▸ The exercise
Transcribe the material word for word, but without the images.

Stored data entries
════════════════════
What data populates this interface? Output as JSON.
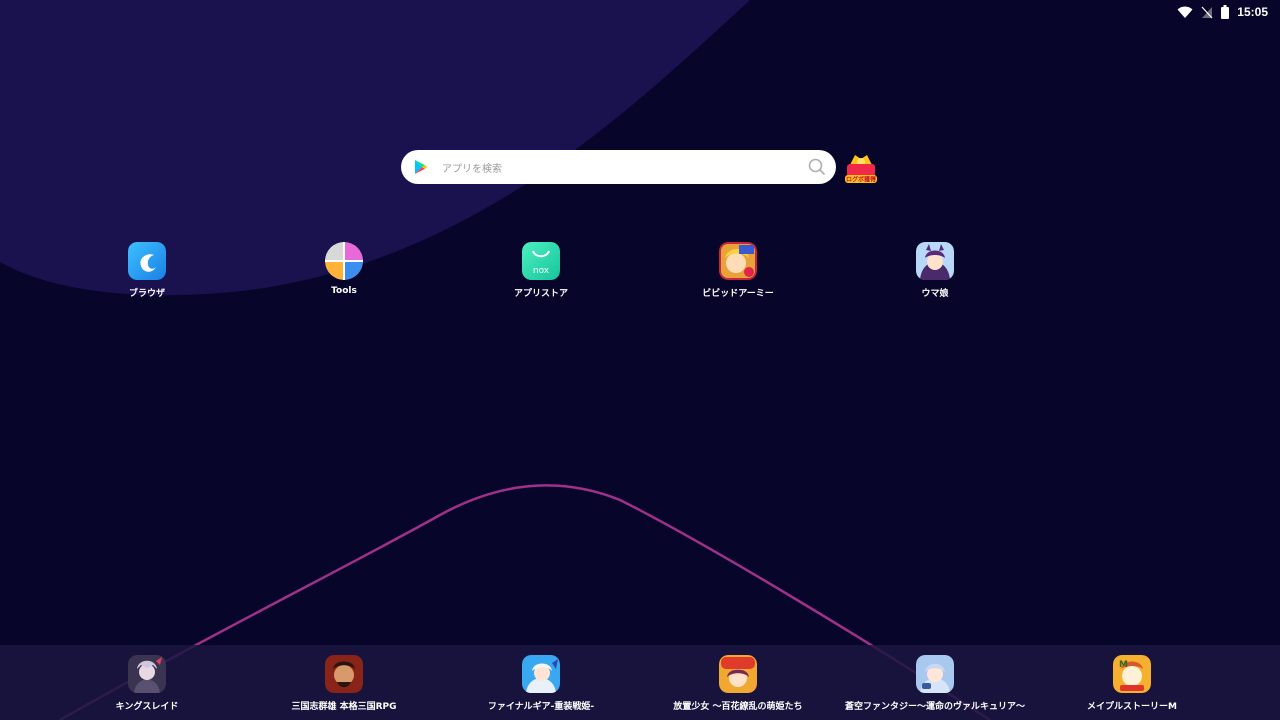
{
  "status_bar": {
    "time": "15:05",
    "wifi_icon": "wifi-icon",
    "signal_icon": "no-signal-icon",
    "battery_icon": "battery-icon"
  },
  "search": {
    "placeholder": "アプリを検索",
    "play_icon": "google-play-icon",
    "search_icon": "magnifier-icon",
    "gift_label": "ログボ獲得"
  },
  "desktop_apps": [
    {
      "label": "ブラウザ",
      "icon": "browser-icon"
    },
    {
      "label": "Tools",
      "icon": "tools-icon"
    },
    {
      "label": "アプリストア",
      "icon": "app-store-icon"
    },
    {
      "label": "ビビッドアーミー",
      "icon": "vivid-army-icon"
    },
    {
      "label": "ウマ娘",
      "icon": "uma-musume-icon"
    }
  ],
  "dock_apps": [
    {
      "label": "キングスレイド",
      "icon": "kings-raid-icon"
    },
    {
      "label": "三国志群雄 本格三国RPG",
      "icon": "sangokushi-icon"
    },
    {
      "label": "ファイナルギア-重装戦姫-",
      "icon": "final-gear-icon"
    },
    {
      "label": "放置少女 〜百花繚乱の萌姫たち",
      "icon": "houchi-shoujo-icon"
    },
    {
      "label": "蒼空ファンタジー〜運命のヴァルキュリア〜",
      "icon": "soukuu-fantasy-icon"
    },
    {
      "label": "メイプルストーリーM",
      "icon": "maplestory-m-icon"
    }
  ],
  "colors": {
    "background": "#07052a",
    "wave": "#1a1458",
    "curve": "#a0308a",
    "dock": "#1a1640"
  }
}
════════════════════
▸ The output
What data populates this interface? Output as JSON.
{
  "status_bar": {
    "time": "15:05",
    "wifi_icon": "wifi-icon",
    "signal_icon": "no-signal-icon",
    "battery_icon": "battery-icon"
  },
  "search": {
    "placeholder": "アプリを検索",
    "play_icon": "google-play-icon",
    "search_icon": "magnifier-icon",
    "gift_label": "ログボ獲得"
  },
  "desktop_apps": [
    {
      "label": "ブラウザ",
      "icon": "browser-icon"
    },
    {
      "label": "Tools",
      "icon": "tools-icon"
    },
    {
      "label": "アプリストア",
      "icon": "app-store-icon"
    },
    {
      "label": "ビビッドアーミー",
      "icon": "vivid-army-icon"
    },
    {
      "label": "ウマ娘",
      "icon": "uma-musume-icon"
    }
  ],
  "dock_apps": [
    {
      "label": "キングスレイド",
      "icon": "kings-raid-icon"
    },
    {
      "label": "三国志群雄 本格三国RPG",
      "icon": "sangokushi-icon"
    },
    {
      "label": "ファイナルギア-重装戦姫-",
      "icon": "final-gear-icon"
    },
    {
      "label": "放置少女 〜百花繚乱の萌姫たち",
      "icon": "houchi-shoujo-icon"
    },
    {
      "label": "蒼空ファンタジー〜運命のヴァルキュリア〜",
      "icon": "soukuu-fantasy-icon"
    },
    {
      "label": "メイプルストーリーM",
      "icon": "maplestory-m-icon"
    }
  ],
  "colors": {
    "background": "#07052a",
    "wave": "#1a1458",
    "curve": "#a0308a",
    "dock": "#1a1640"
  }
}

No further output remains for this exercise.